Leave out the pictures and restate the rest of the data exactly.

▶ _MATERIAL FOR THIS TASK_
== == ==

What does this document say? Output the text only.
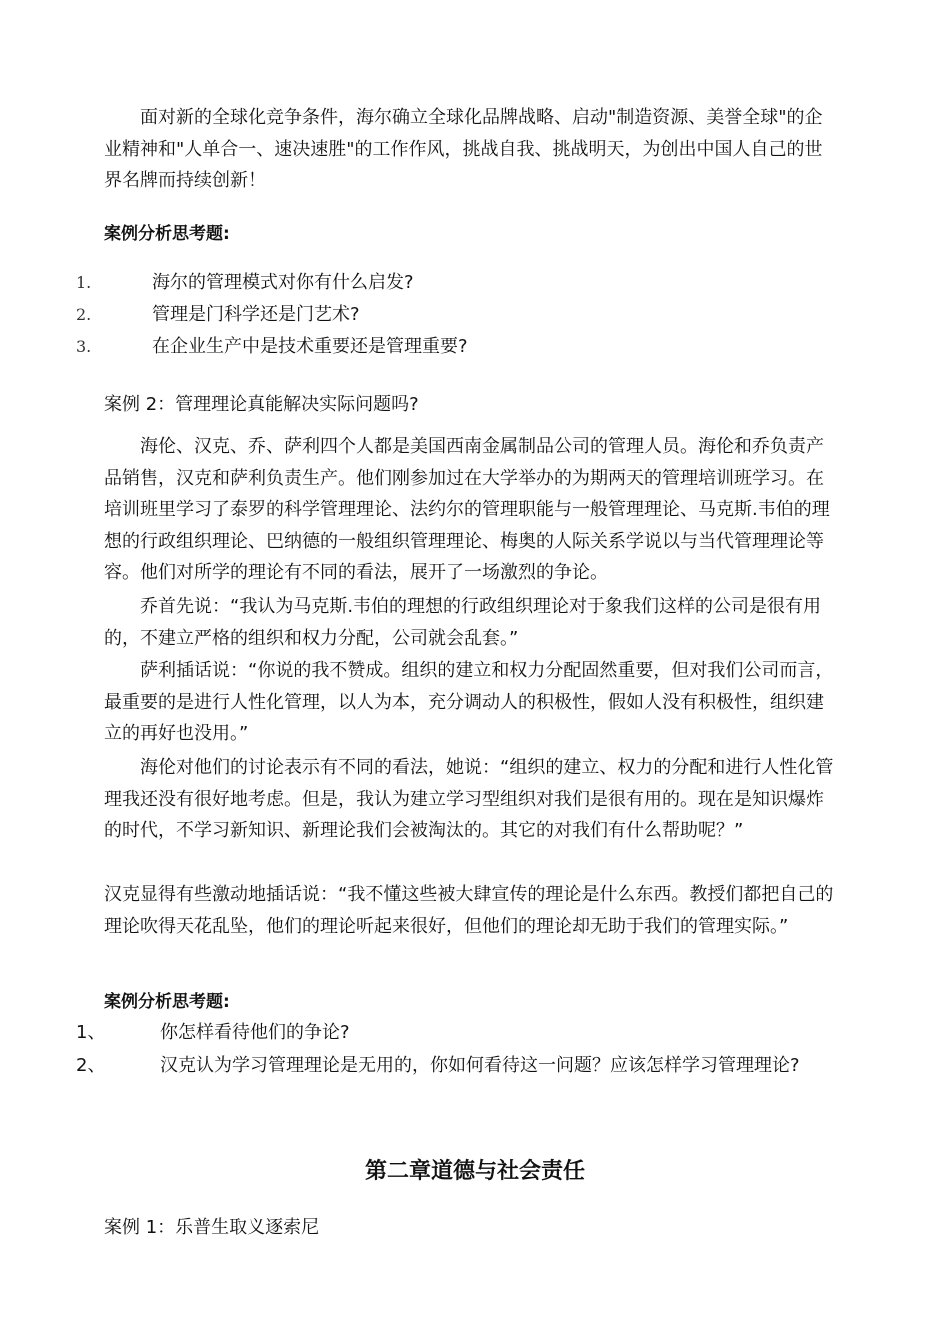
　　面对新的全球化竞争条件，海尔确立全球化品牌战略、启动"制造资源、美誉全球"的企业精神和"人单合一、速决速胜"的工作作风，挑战自我、挑战明天，为创出中国人自己的世界名牌而持续创新！

案例分析思考题:

1.	海尔的管理模式对你有什么启发?
2.	管理是门科学还是门艺术?
3.	在企业生产中是技术重要还是管理重要?

案例 2：管理理论真能解决实际问题吗?

　　海伦、汉克、乔、萨利四个人都是美国西南金属制品公司的管理人员。海伦和乔负责产品销售，汉克和萨利负责生产。他们刚参加过在大学举办的为期两天的管理培训班学习。在培训班里学习了泰罗的科学管理理论、法约尔的管理职能与一般管理理论、马克斯.韦伯的理想的行政组织理论、巴纳德的一般组织管理理论、梅奥的人际关系学说以与当代管理理论等容。他们对所学的理论有不同的看法，展开了一场激烈的争论。

　　乔首先说：“我认为马克斯.韦伯的理想的行政组织理论对于象我们这样的公司是很有用的，不建立严格的组织和权力分配，公司就会乱套。”

　　萨利插话说：“你说的我不赞成。组织的建立和权力分配固然重要，但对我们公司而言，最重要的是进行人性化管理，以人为本，充分调动人的积极性，假如人没有积极性，组织建立的再好也没用。”

　　海伦对他们的讨论表示有不同的看法，她说：“组织的建立、权力的分配和进行人性化管理我还没有很好地考虑。但是，我认为建立学习型组织对我们是很有用的。现在是知识爆炸的时代，不学习新知识、新理论我们会被淘汰的。其它的对我们有什么帮助呢？”

汉克显得有些激动地插话说：“我不懂这些被大肆宣传的理论是什么东西。教授们都把自己的理论吹得天花乱坠，他们的理论听起来很好，但他们的理论却无助于我们的管理实际。”

案例分析思考题:

1、	你怎样看待他们的争论?
2、	汉克认为学习管理理论是无用的，你如何看待这一问题？应该怎样学习管理理论?
第二章道德与社会责任

案例 1：乐普生取义逐索尼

== == ==

▶ _FINAL RESULT_
What does this document say? Output the text only.
　　面对新的全球化竞争条件，海尔确立全球化品牌战略、启动"制造资源、美誉全球"的企业精神和"人单合一、速决速胜"的工作作风，挑战自我、挑战明天，为创出中国人自己的世界名牌而持续创新！

案例分析思考题:

1.	海尔的管理模式对你有什么启发?
2.	管理是门科学还是门艺术?
3.	在企业生产中是技术重要还是管理重要?

案例 2：管理理论真能解决实际问题吗?

　　海伦、汉克、乔、萨利四个人都是美国西南金属制品公司的管理人员。海伦和乔负责产品销售，汉克和萨利负责生产。他们刚参加过在大学举办的为期两天的管理培训班学习。在培训班里学习了泰罗的科学管理理论、法约尔的管理职能与一般管理理论、马克斯.韦伯的理想的行政组织理论、巴纳德的一般组织管理理论、梅奥的人际关系学说以与当代管理理论等容。他们对所学的理论有不同的看法，展开了一场激烈的争论。

　　乔首先说：“我认为马克斯.韦伯的理想的行政组织理论对于象我们这样的公司是很有用的，不建立严格的组织和权力分配，公司就会乱套。”

　　萨利插话说：“你说的我不赞成。组织的建立和权力分配固然重要，但对我们公司而言，最重要的是进行人性化管理，以人为本，充分调动人的积极性，假如人没有积极性，组织建立的再好也没用。”

　　海伦对他们的讨论表示有不同的看法，她说：“组织的建立、权力的分配和进行人性化管理我还没有很好地考虑。但是，我认为建立学习型组织对我们是很有用的。现在是知识爆炸的时代，不学习新知识、新理论我们会被淘汰的。其它的对我们有什么帮助呢？”

汉克显得有些激动地插话说：“我不懂这些被大肆宣传的理论是什么东西。教授们都把自己的理论吹得天花乱坠，他们的理论听起来很好，但他们的理论却无助于我们的管理实际。”

案例分析思考题:

1、	你怎样看待他们的争论?
2、	汉克认为学习管理理论是无用的，你如何看待这一问题？应该怎样学习管理理论?
第二章道德与社会责任

案例 1：乐普生取义逐索尼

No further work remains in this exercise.